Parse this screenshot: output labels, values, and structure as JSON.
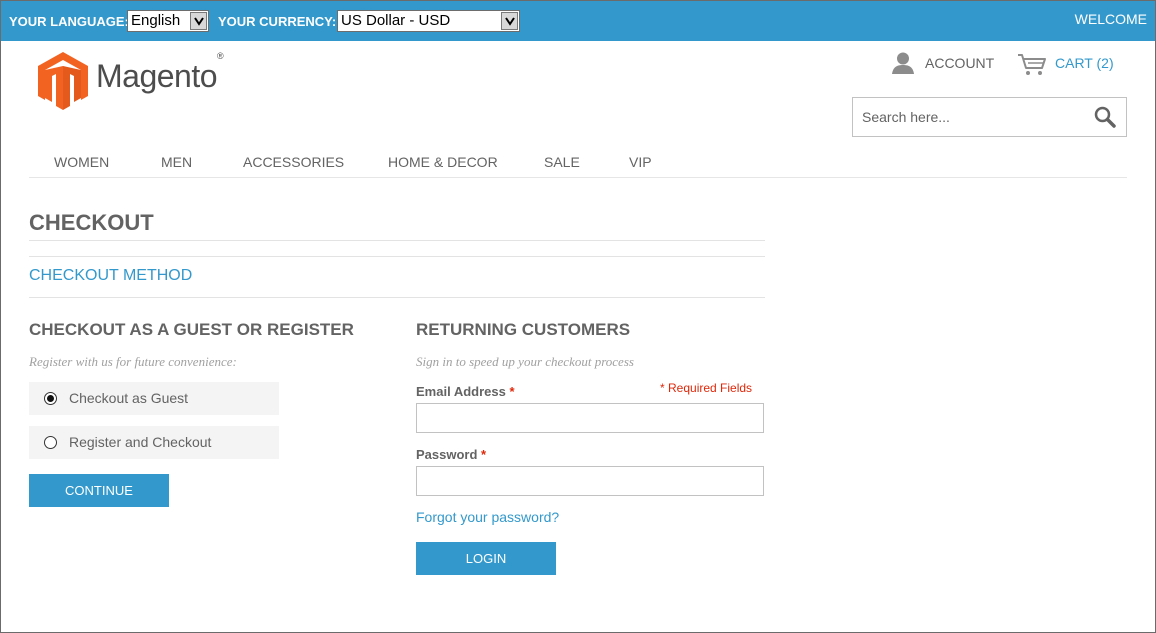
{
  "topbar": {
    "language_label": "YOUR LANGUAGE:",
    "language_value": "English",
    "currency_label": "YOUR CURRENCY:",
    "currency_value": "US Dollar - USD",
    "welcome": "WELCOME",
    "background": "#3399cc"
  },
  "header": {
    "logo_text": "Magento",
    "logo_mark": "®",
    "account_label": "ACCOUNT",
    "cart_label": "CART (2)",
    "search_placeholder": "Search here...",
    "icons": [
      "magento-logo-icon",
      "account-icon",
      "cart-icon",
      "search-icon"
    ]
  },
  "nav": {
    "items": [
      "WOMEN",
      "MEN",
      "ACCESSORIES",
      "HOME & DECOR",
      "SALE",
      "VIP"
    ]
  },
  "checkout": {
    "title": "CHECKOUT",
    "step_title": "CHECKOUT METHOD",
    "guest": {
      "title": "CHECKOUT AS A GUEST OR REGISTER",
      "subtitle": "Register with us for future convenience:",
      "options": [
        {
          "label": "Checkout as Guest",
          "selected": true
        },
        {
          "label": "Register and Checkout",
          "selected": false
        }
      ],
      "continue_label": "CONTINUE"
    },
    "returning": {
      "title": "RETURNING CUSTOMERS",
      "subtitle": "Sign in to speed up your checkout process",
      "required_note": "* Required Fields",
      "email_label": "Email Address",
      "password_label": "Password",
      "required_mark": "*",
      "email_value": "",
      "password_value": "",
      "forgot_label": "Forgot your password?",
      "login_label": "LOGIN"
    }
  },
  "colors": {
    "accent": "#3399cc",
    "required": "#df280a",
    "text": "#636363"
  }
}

------------

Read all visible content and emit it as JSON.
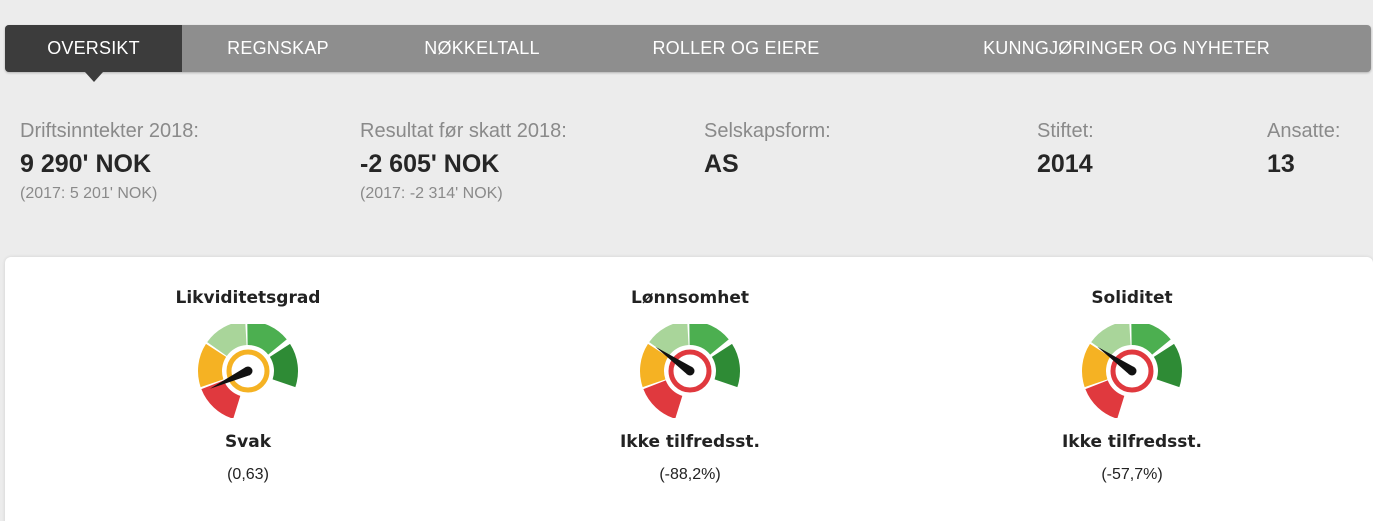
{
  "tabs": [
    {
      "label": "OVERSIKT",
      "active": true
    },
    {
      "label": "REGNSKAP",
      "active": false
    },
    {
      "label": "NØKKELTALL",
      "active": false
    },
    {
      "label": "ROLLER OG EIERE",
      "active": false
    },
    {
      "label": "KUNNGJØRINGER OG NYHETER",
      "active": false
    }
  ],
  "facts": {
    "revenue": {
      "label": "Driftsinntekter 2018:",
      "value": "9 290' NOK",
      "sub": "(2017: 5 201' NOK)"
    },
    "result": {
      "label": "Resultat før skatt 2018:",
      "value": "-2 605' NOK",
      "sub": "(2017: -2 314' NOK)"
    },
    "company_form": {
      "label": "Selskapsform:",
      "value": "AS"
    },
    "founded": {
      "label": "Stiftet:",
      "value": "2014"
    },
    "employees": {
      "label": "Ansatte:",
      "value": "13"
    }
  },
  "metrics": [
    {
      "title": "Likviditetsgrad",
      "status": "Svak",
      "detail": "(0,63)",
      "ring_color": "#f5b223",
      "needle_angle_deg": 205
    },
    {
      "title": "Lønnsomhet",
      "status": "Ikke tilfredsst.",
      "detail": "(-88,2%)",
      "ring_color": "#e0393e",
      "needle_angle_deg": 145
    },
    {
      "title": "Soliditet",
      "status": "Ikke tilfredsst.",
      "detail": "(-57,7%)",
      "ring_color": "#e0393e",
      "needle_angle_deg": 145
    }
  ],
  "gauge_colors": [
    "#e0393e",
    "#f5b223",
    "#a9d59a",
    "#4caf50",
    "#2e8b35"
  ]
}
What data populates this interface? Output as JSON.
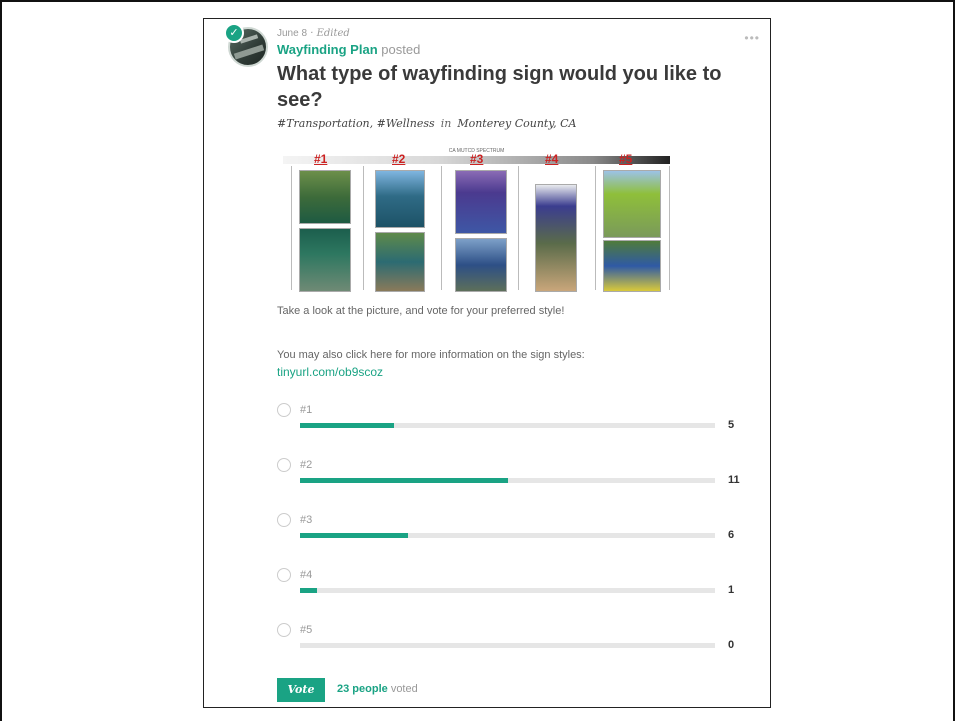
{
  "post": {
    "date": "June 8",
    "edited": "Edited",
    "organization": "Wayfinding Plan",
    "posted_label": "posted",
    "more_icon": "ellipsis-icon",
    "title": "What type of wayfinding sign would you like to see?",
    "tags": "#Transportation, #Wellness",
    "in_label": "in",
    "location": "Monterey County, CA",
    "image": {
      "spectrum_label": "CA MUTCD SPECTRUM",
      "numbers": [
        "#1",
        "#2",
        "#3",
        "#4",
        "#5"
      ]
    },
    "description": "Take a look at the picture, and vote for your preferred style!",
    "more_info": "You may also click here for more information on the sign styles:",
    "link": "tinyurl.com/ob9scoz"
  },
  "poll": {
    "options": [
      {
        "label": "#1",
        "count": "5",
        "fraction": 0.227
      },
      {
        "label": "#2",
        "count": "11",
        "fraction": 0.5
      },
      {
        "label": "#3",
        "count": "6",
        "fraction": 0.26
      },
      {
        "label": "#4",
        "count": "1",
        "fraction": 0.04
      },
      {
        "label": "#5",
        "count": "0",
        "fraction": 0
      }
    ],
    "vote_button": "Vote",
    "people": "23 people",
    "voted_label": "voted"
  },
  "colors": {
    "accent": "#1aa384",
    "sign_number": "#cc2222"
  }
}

------------

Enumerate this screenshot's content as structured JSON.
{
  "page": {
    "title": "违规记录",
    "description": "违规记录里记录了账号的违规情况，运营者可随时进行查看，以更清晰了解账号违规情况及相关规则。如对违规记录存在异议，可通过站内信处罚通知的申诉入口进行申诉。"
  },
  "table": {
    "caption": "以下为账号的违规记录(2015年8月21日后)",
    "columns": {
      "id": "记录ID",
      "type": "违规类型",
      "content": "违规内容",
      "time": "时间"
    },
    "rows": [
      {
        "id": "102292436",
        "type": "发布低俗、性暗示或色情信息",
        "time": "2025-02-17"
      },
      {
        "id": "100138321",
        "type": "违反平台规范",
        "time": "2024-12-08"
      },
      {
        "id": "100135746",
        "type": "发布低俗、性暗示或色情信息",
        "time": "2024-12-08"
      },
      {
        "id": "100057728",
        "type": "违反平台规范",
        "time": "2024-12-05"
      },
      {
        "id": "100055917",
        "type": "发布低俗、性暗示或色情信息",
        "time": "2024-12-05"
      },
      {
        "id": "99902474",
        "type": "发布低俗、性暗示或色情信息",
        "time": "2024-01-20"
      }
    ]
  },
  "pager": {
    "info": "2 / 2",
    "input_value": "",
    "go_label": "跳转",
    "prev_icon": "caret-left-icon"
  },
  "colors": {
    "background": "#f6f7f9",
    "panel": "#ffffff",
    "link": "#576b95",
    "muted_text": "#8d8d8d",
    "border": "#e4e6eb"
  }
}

------------

- Direction: Scan the material above. Copy each line that holds the word "description".

- Written reply:
    "description": "Take a look at the picture, and vote for your preferred style!",
    "description": "违规记录里记录了账号的违规情况，运营者可随时进行查看，以更清晰了解账号违规情况及相关规则。如对违规记录存在异议，可通过站内信处罚通知的申诉入口进行申诉。"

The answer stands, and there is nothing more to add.